Pick out every line with the word "right" and copy it.

**** EXERCISE INPUTS ****

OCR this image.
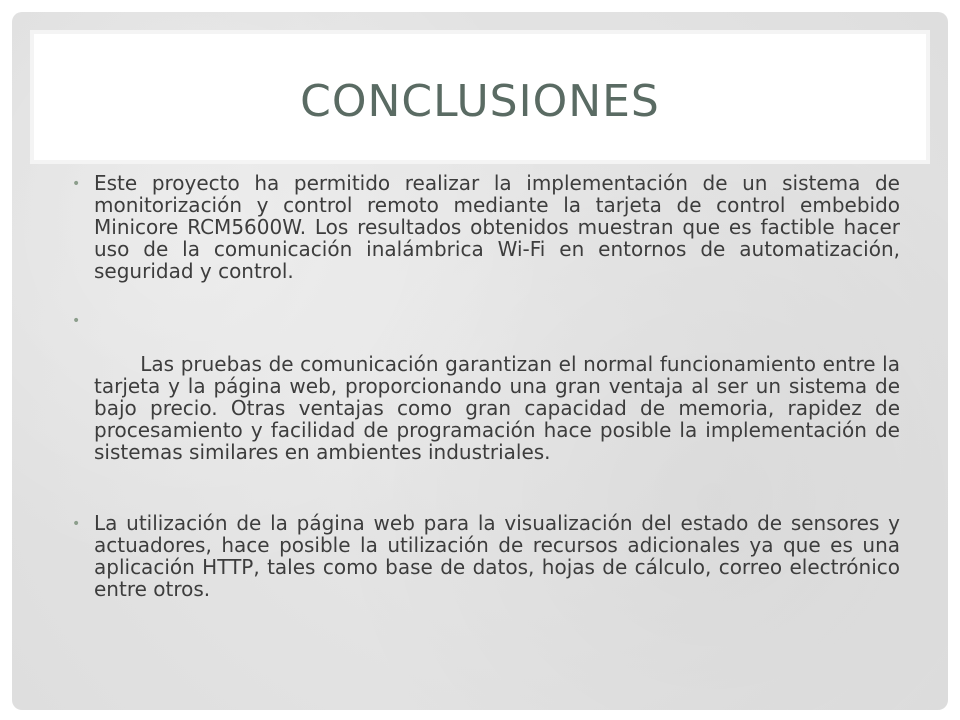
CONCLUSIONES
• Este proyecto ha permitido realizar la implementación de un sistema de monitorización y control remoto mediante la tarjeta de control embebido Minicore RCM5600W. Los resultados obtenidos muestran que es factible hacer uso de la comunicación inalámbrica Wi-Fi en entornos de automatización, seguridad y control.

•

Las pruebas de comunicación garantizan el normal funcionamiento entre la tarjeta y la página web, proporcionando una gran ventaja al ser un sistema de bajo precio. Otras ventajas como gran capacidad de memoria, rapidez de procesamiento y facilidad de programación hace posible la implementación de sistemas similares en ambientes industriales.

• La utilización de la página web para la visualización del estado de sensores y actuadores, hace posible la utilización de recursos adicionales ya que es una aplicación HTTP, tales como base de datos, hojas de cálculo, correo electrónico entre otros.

****
**** EXERCISE INPUTS ****

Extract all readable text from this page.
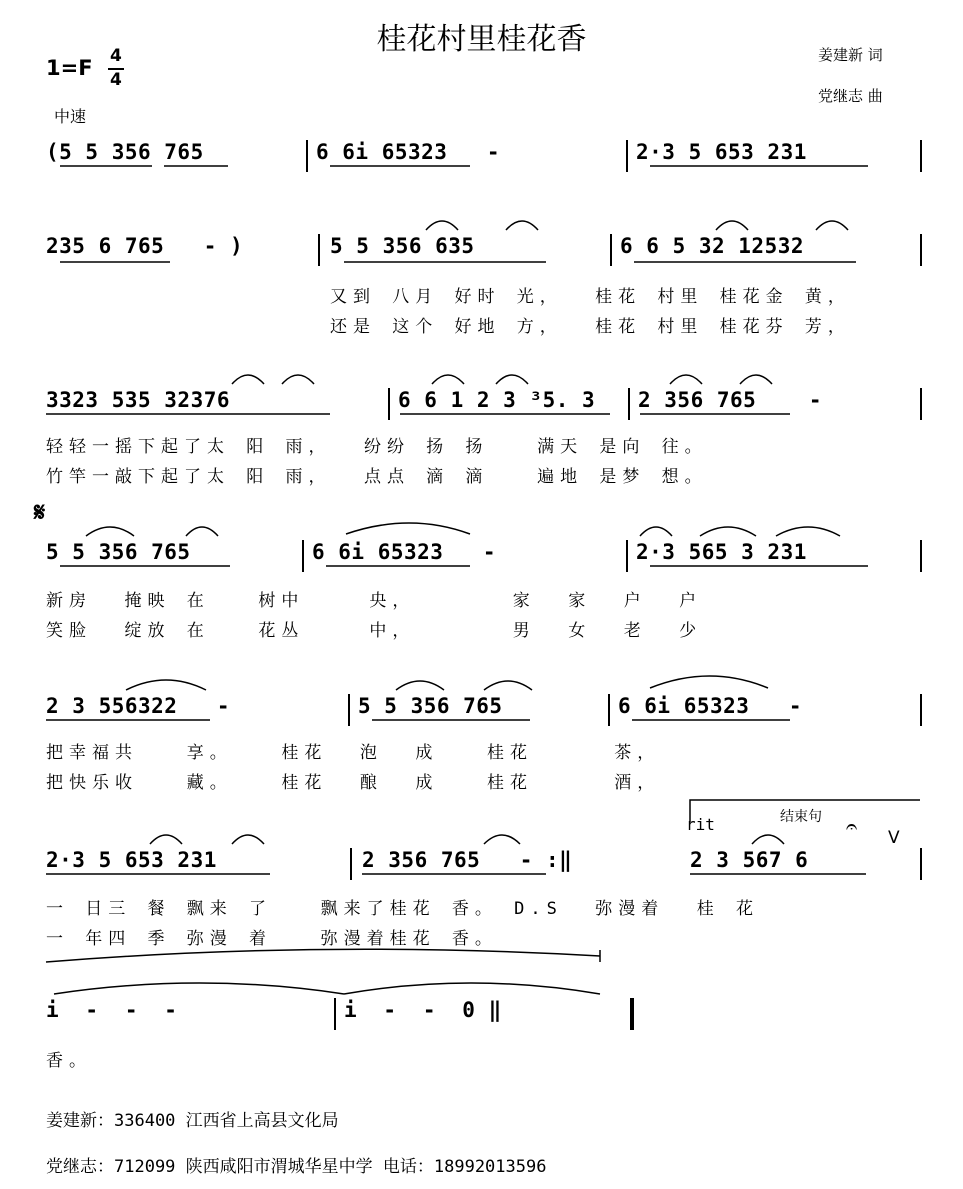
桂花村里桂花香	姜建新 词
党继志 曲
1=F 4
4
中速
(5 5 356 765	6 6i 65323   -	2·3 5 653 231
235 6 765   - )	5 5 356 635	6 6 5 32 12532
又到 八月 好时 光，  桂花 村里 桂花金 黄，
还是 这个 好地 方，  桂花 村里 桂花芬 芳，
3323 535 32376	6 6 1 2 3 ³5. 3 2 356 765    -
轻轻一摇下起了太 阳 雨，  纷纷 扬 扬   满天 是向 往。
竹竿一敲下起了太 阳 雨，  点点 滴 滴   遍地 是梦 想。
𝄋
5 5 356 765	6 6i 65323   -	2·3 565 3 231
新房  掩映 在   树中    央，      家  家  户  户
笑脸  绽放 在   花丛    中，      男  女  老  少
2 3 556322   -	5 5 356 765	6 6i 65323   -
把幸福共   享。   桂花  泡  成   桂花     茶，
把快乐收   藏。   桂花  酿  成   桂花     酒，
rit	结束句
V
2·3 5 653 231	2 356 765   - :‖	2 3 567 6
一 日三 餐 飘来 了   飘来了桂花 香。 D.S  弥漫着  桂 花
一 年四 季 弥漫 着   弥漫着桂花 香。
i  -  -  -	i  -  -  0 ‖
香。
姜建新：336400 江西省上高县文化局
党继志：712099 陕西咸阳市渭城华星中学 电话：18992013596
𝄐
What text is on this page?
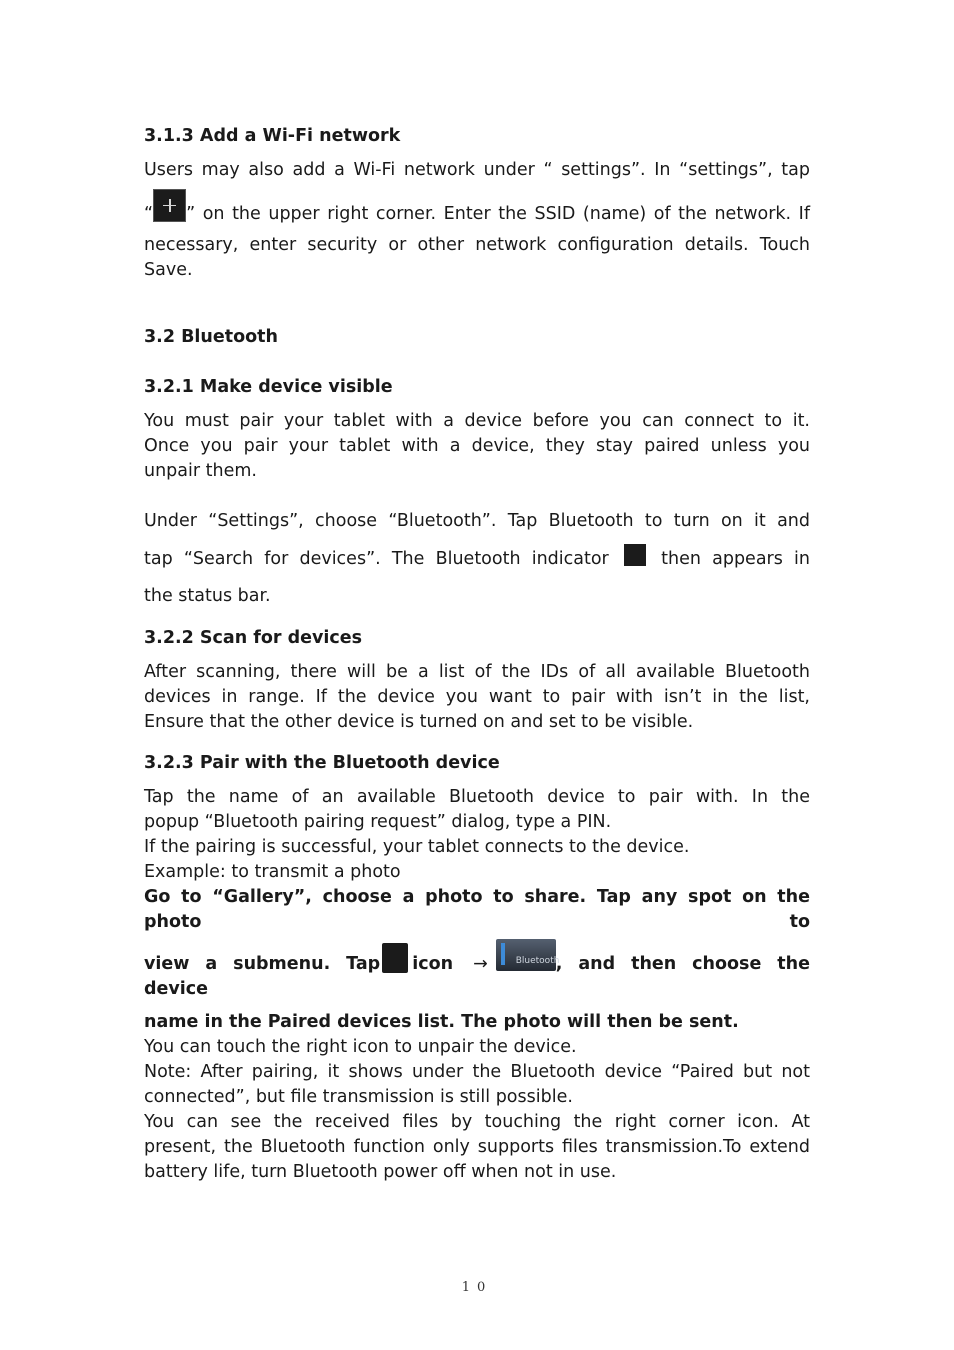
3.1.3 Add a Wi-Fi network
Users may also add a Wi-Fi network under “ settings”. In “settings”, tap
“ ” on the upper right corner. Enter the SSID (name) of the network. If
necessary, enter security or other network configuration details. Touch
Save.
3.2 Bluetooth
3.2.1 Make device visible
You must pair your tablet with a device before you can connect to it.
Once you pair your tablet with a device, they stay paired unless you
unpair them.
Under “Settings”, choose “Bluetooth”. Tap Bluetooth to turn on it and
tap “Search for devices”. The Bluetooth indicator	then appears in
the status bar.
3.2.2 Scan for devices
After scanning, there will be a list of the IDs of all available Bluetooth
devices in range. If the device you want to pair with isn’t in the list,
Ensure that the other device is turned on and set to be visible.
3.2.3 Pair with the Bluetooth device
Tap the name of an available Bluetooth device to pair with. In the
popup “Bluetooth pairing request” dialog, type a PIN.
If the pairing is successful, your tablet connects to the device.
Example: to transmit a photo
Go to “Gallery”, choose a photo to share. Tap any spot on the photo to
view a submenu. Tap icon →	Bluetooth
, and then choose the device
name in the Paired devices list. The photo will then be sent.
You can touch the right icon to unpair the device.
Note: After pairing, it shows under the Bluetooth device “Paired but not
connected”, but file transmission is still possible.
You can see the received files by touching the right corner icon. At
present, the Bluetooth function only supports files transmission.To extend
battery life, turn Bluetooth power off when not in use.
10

****

▶ FINISHED ANSWER:
“ ” on the upper right corner. Enter the SSID (name) of the network. If
You can touch the right icon to unpair the device.
You can see the received files by touching the right corner icon. At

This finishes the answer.